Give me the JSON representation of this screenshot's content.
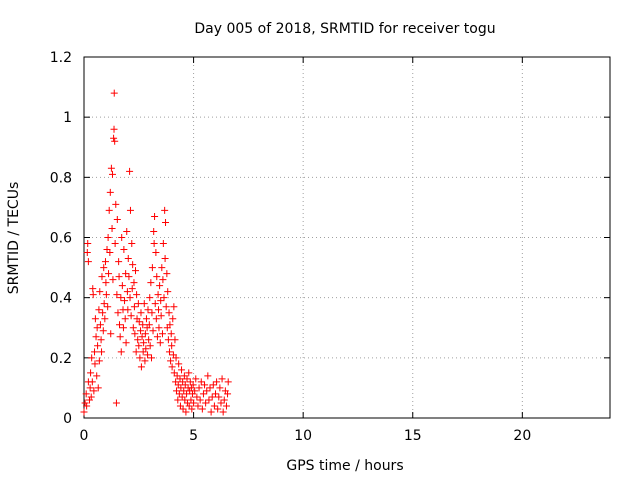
{
  "chart_data": {
    "type": "scatter",
    "title": "Day 005 of 2018, SRMTID for receiver togu",
    "xlabel": "GPS time / hours",
    "ylabel": "SRMTID / TECUs",
    "xlim": [
      0,
      24
    ],
    "ylim": [
      0,
      1.2
    ],
    "xticks": [
      0,
      5,
      10,
      15,
      20
    ],
    "xtick_labels": [
      "0",
      "5",
      "10",
      "15",
      "20"
    ],
    "yticks": [
      0,
      0.2,
      0.4,
      0.6,
      0.8,
      1.0,
      1.2
    ],
    "ytick_labels": [
      "0",
      "0.2",
      "0.4",
      "0.6",
      "0.8",
      "1",
      "1.2"
    ],
    "grid": true,
    "marker": "+",
    "color": "#ff0000",
    "series": [
      {
        "name": "SRMTID",
        "points": [
          [
            0.0,
            0.02
          ],
          [
            0.05,
            0.05
          ],
          [
            0.1,
            0.08
          ],
          [
            0.12,
            0.04
          ],
          [
            0.15,
            0.55
          ],
          [
            0.17,
            0.58
          ],
          [
            0.2,
            0.52
          ],
          [
            0.2,
            0.12
          ],
          [
            0.25,
            0.06
          ],
          [
            0.28,
            0.1
          ],
          [
            0.3,
            0.15
          ],
          [
            0.33,
            0.07
          ],
          [
            0.35,
            0.2
          ],
          [
            0.38,
            0.12
          ],
          [
            0.4,
            0.43
          ],
          [
            0.42,
            0.41
          ],
          [
            0.45,
            0.09
          ],
          [
            0.48,
            0.22
          ],
          [
            0.5,
            0.18
          ],
          [
            0.52,
            0.33
          ],
          [
            0.55,
            0.27
          ],
          [
            0.58,
            0.14
          ],
          [
            0.6,
            0.3
          ],
          [
            0.62,
            0.24
          ],
          [
            0.65,
            0.1
          ],
          [
            0.68,
            0.36
          ],
          [
            0.7,
            0.19
          ],
          [
            0.72,
            0.42
          ],
          [
            0.75,
            0.31
          ],
          [
            0.78,
            0.26
          ],
          [
            0.8,
            0.22
          ],
          [
            0.82,
            0.47
          ],
          [
            0.85,
            0.35
          ],
          [
            0.88,
            0.29
          ],
          [
            0.9,
            0.5
          ],
          [
            0.92,
            0.38
          ],
          [
            0.95,
            0.33
          ],
          [
            0.98,
            0.52
          ],
          [
            1.0,
            0.45
          ],
          [
            1.02,
            0.41
          ],
          [
            1.05,
            0.56
          ],
          [
            1.08,
            0.37
          ],
          [
            1.1,
            0.6
          ],
          [
            1.12,
            0.48
          ],
          [
            1.15,
            0.69
          ],
          [
            1.18,
            0.55
          ],
          [
            1.2,
            0.75
          ],
          [
            1.22,
            0.28
          ],
          [
            1.25,
            0.83
          ],
          [
            1.28,
            0.63
          ],
          [
            1.3,
            0.81
          ],
          [
            1.32,
            0.46
          ],
          [
            1.35,
            0.93
          ],
          [
            1.37,
            0.96
          ],
          [
            1.38,
            1.08
          ],
          [
            1.4,
            0.92
          ],
          [
            1.42,
            0.58
          ],
          [
            1.45,
            0.71
          ],
          [
            1.48,
            0.05
          ],
          [
            1.5,
            0.41
          ],
          [
            1.52,
            0.66
          ],
          [
            1.55,
            0.35
          ],
          [
            1.58,
            0.52
          ],
          [
            1.6,
            0.47
          ],
          [
            1.62,
            0.31
          ],
          [
            1.65,
            0.27
          ],
          [
            1.68,
            0.4
          ],
          [
            1.7,
            0.22
          ],
          [
            1.72,
            0.6
          ],
          [
            1.75,
            0.44
          ],
          [
            1.78,
            0.36
          ],
          [
            1.8,
            0.3
          ],
          [
            1.82,
            0.56
          ],
          [
            1.85,
            0.39
          ],
          [
            1.88,
            0.33
          ],
          [
            1.9,
            0.48
          ],
          [
            1.92,
            0.25
          ],
          [
            1.95,
            0.62
          ],
          [
            1.98,
            0.42
          ],
          [
            2.0,
            0.36
          ],
          [
            2.02,
            0.53
          ],
          [
            2.05,
            0.47
          ],
          [
            2.08,
            0.82
          ],
          [
            2.1,
            0.4
          ],
          [
            2.12,
            0.69
          ],
          [
            2.15,
            0.34
          ],
          [
            2.18,
            0.58
          ],
          [
            2.2,
            0.43
          ],
          [
            2.22,
            0.51
          ],
          [
            2.25,
            0.3
          ],
          [
            2.28,
            0.45
          ],
          [
            2.3,
            0.37
          ],
          [
            2.32,
            0.28
          ],
          [
            2.35,
            0.49
          ],
          [
            2.38,
            0.22
          ],
          [
            2.4,
            0.41
          ],
          [
            2.42,
            0.33
          ],
          [
            2.45,
            0.26
          ],
          [
            2.48,
            0.38
          ],
          [
            2.5,
            0.24
          ],
          [
            2.52,
            0.32
          ],
          [
            2.55,
            0.2
          ],
          [
            2.58,
            0.29
          ],
          [
            2.6,
            0.35
          ],
          [
            2.62,
            0.17
          ],
          [
            2.65,
            0.27
          ],
          [
            2.68,
            0.31
          ],
          [
            2.7,
            0.22
          ],
          [
            2.72,
            0.25
          ],
          [
            2.75,
            0.38
          ],
          [
            2.78,
            0.19
          ],
          [
            2.8,
            0.28
          ],
          [
            2.82,
            0.23
          ],
          [
            2.85,
            0.33
          ],
          [
            2.88,
            0.3
          ],
          [
            2.9,
            0.21
          ],
          [
            2.92,
            0.36
          ],
          [
            2.95,
            0.26
          ],
          [
            2.98,
            0.31
          ],
          [
            3.0,
            0.4
          ],
          [
            3.02,
            0.24
          ],
          [
            3.05,
            0.45
          ],
          [
            3.08,
            0.2
          ],
          [
            3.1,
            0.35
          ],
          [
            3.12,
            0.5
          ],
          [
            3.15,
            0.29
          ],
          [
            3.18,
            0.62
          ],
          [
            3.2,
            0.58
          ],
          [
            3.22,
            0.67
          ],
          [
            3.25,
            0.38
          ],
          [
            3.28,
            0.55
          ],
          [
            3.3,
            0.33
          ],
          [
            3.32,
            0.47
          ],
          [
            3.35,
            0.27
          ],
          [
            3.38,
            0.41
          ],
          [
            3.4,
            0.36
          ],
          [
            3.42,
            0.3
          ],
          [
            3.45,
            0.44
          ],
          [
            3.48,
            0.25
          ],
          [
            3.5,
            0.39
          ],
          [
            3.52,
            0.34
          ],
          [
            3.55,
            0.5
          ],
          [
            3.58,
            0.28
          ],
          [
            3.6,
            0.46
          ],
          [
            3.62,
            0.58
          ],
          [
            3.65,
            0.4
          ],
          [
            3.68,
            0.69
          ],
          [
            3.7,
            0.53
          ],
          [
            3.72,
            0.65
          ],
          [
            3.75,
            0.37
          ],
          [
            3.78,
            0.48
          ],
          [
            3.8,
            0.3
          ],
          [
            3.82,
            0.42
          ],
          [
            3.85,
            0.26
          ],
          [
            3.88,
            0.35
          ],
          [
            3.9,
            0.22
          ],
          [
            3.92,
            0.31
          ],
          [
            3.95,
            0.19
          ],
          [
            3.98,
            0.28
          ],
          [
            4.0,
            0.24
          ],
          [
            4.02,
            0.17
          ],
          [
            4.05,
            0.33
          ],
          [
            4.08,
            0.21
          ],
          [
            4.1,
            0.37
          ],
          [
            4.12,
            0.15
          ],
          [
            4.15,
            0.26
          ],
          [
            4.18,
            0.12
          ],
          [
            4.2,
            0.2
          ],
          [
            4.22,
            0.09
          ],
          [
            4.25,
            0.14
          ],
          [
            4.28,
            0.06
          ],
          [
            4.3,
            0.11
          ],
          [
            4.32,
            0.18
          ],
          [
            4.35,
            0.08
          ],
          [
            4.38,
            0.13
          ],
          [
            4.4,
            0.04
          ],
          [
            4.42,
            0.1
          ],
          [
            4.45,
            0.16
          ],
          [
            4.48,
            0.07
          ],
          [
            4.5,
            0.12
          ],
          [
            4.52,
            0.03
          ],
          [
            4.55,
            0.09
          ],
          [
            4.58,
            0.14
          ],
          [
            4.6,
            0.06
          ],
          [
            4.62,
            0.11
          ],
          [
            4.65,
            0.02
          ],
          [
            4.68,
            0.08
          ],
          [
            4.7,
            0.13
          ],
          [
            4.72,
            0.05
          ],
          [
            4.75,
            0.1
          ],
          [
            4.78,
            0.15
          ],
          [
            4.8,
            0.04
          ],
          [
            4.82,
            0.09
          ],
          [
            4.85,
            0.12
          ],
          [
            4.88,
            0.06
          ],
          [
            4.9,
            0.1
          ],
          [
            4.92,
            0.03
          ],
          [
            4.95,
            0.08
          ],
          [
            4.98,
            0.11
          ],
          [
            5.0,
            0.05
          ],
          [
            5.05,
            0.09
          ],
          [
            5.1,
            0.13
          ],
          [
            5.15,
            0.07
          ],
          [
            5.2,
            0.04
          ],
          [
            5.25,
            0.1
          ],
          [
            5.3,
            0.06
          ],
          [
            5.35,
            0.12
          ],
          [
            5.4,
            0.03
          ],
          [
            5.45,
            0.08
          ],
          [
            5.5,
            0.11
          ],
          [
            5.55,
            0.05
          ],
          [
            5.6,
            0.09
          ],
          [
            5.65,
            0.14
          ],
          [
            5.7,
            0.06
          ],
          [
            5.75,
            0.1
          ],
          [
            5.8,
            0.02
          ],
          [
            5.85,
            0.07
          ],
          [
            5.9,
            0.11
          ],
          [
            5.95,
            0.04
          ],
          [
            6.0,
            0.08
          ],
          [
            6.05,
            0.12
          ],
          [
            6.1,
            0.03
          ],
          [
            6.15,
            0.07
          ],
          [
            6.2,
            0.1
          ],
          [
            6.25,
            0.05
          ],
          [
            6.3,
            0.13
          ],
          [
            6.35,
            0.02
          ],
          [
            6.4,
            0.06
          ],
          [
            6.45,
            0.09
          ],
          [
            6.5,
            0.04
          ],
          [
            6.55,
            0.08
          ],
          [
            6.58,
            0.12
          ]
        ]
      }
    ]
  }
}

▶ [WHAT YOU HAVE TO DO]: Looking at the records above, count the lines where the word "SRMTID" appears. State only the number.

▶ [SOLUTION]: 3